Can you write out each listing again with "Online" swapped for "Offline" and nothing else altered?

------ Raw records ------

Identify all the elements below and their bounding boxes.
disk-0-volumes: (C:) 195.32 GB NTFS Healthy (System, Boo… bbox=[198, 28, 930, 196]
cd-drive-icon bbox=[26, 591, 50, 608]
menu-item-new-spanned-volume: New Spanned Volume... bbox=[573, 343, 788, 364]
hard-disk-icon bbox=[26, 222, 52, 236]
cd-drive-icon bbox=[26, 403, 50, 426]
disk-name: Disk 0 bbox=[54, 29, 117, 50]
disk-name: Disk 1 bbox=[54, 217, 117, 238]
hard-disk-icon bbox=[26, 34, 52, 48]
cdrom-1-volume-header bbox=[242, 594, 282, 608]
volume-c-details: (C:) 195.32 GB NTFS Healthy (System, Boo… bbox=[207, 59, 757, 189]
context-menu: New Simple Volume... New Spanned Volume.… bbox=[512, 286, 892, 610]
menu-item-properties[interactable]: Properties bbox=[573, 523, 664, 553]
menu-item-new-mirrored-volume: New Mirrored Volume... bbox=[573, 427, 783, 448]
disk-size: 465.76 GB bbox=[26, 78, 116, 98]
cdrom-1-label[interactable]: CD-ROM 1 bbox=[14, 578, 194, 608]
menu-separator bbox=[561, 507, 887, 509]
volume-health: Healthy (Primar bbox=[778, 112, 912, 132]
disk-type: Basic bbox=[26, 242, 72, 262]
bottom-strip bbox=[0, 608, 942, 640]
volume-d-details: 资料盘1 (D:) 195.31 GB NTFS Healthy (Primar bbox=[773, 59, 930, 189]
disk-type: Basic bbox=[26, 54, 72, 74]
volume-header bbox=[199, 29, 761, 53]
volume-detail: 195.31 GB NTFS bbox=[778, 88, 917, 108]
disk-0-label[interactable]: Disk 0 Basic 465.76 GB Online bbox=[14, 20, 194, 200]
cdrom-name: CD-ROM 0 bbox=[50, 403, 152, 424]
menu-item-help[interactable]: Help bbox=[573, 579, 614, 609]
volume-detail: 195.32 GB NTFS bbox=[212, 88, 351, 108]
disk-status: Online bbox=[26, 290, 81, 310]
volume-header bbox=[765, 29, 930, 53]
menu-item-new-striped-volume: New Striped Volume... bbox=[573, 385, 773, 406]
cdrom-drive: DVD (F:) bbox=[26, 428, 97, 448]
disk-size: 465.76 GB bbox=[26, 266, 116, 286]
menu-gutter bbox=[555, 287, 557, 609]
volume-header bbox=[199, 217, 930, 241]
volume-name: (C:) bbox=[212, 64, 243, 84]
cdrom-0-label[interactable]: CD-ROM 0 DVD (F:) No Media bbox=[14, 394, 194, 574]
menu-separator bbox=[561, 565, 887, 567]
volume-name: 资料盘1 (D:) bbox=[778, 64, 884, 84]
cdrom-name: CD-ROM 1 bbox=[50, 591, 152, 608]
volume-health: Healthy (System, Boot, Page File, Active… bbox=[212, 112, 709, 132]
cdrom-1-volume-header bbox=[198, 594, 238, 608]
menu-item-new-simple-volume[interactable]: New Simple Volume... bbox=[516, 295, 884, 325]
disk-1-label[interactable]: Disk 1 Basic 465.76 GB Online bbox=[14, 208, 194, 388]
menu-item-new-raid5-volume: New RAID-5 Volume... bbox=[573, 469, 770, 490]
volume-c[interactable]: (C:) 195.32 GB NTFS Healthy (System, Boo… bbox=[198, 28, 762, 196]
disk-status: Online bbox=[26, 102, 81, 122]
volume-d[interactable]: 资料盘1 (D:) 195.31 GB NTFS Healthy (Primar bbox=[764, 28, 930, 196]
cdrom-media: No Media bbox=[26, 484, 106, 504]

------

Answer to the exercise:
Identify all the elements below and their bounding boxes.
disk-0-volumes: (C:) 195.32 GB NTFS Healthy (System, Boo… bbox=[198, 28, 930, 196]
cd-drive-icon bbox=[26, 591, 50, 608]
menu-item-new-spanned-volume: New Spanned Volume... bbox=[573, 343, 788, 364]
hard-disk-icon bbox=[26, 222, 52, 236]
cd-drive-icon bbox=[26, 403, 50, 426]
disk-name: Disk 0 bbox=[54, 29, 117, 50]
disk-name: Disk 1 bbox=[54, 217, 117, 238]
hard-disk-icon bbox=[26, 34, 52, 48]
cdrom-1-volume-header bbox=[242, 594, 282, 608]
volume-c-details: (C:) 195.32 GB NTFS Healthy (System, Boo… bbox=[207, 59, 757, 189]
context-menu: New Simple Volume... New Spanned Volume.… bbox=[512, 286, 892, 610]
menu-item-properties[interactable]: Properties bbox=[573, 523, 664, 553]
menu-item-new-mirrored-volume: New Mirrored Volume... bbox=[573, 427, 783, 448]
disk-size: 465.76 GB bbox=[26, 78, 116, 98]
cdrom-1-label[interactable]: CD-ROM 1 bbox=[14, 578, 194, 608]
menu-separator bbox=[561, 507, 887, 509]
volume-health: Healthy (Primar bbox=[778, 112, 912, 132]
disk-type: Basic bbox=[26, 242, 72, 262]
bottom-strip bbox=[0, 608, 942, 640]
volume-d-details: 资料盘1 (D:) 195.31 GB NTFS Healthy (Primar bbox=[773, 59, 930, 189]
disk-type: Basic bbox=[26, 54, 72, 74]
volume-header bbox=[199, 29, 761, 53]
volume-detail: 195.31 GB NTFS bbox=[778, 88, 917, 108]
disk-0-label[interactable]: Disk 0 Basic 465.76 GB Offline bbox=[14, 20, 194, 200]
cdrom-name: CD-ROM 0 bbox=[50, 403, 152, 424]
menu-item-help[interactable]: Help bbox=[573, 579, 614, 609]
volume-detail: 195.32 GB NTFS bbox=[212, 88, 351, 108]
disk-status: Offline bbox=[26, 290, 81, 310]
volume-header bbox=[765, 29, 930, 53]
menu-item-new-striped-volume: New Striped Volume... bbox=[573, 385, 773, 406]
cdrom-drive: DVD (F:) bbox=[26, 428, 97, 448]
disk-size: 465.76 GB bbox=[26, 266, 116, 286]
menu-gutter bbox=[555, 287, 557, 609]
volume-header bbox=[199, 217, 930, 241]
volume-name: (C:) bbox=[212, 64, 243, 84]
cdrom-0-label[interactable]: CD-ROM 0 DVD (F:) No Media bbox=[14, 394, 194, 574]
menu-separator bbox=[561, 565, 887, 567]
volume-name: 资料盘1 (D:) bbox=[778, 64, 884, 84]
cdrom-name: CD-ROM 1 bbox=[50, 591, 152, 608]
volume-health: Healthy (System, Boot, Page File, Active… bbox=[212, 112, 709, 132]
cdrom-1-volume-header bbox=[198, 594, 238, 608]
menu-item-new-simple-volume[interactable]: New Simple Volume... bbox=[516, 295, 884, 325]
disk-1-label[interactable]: Disk 1 Basic 465.76 GB Offline bbox=[14, 208, 194, 388]
menu-item-new-raid5-volume: New RAID-5 Volume... bbox=[573, 469, 770, 490]
volume-c[interactable]: (C:) 195.32 GB NTFS Healthy (System, Boo… bbox=[198, 28, 762, 196]
disk-status: Offline bbox=[26, 102, 81, 122]
volume-d[interactable]: 资料盘1 (D:) 195.31 GB NTFS Healthy (Primar bbox=[764, 28, 930, 196]
cdrom-media: No Media bbox=[26, 484, 106, 504]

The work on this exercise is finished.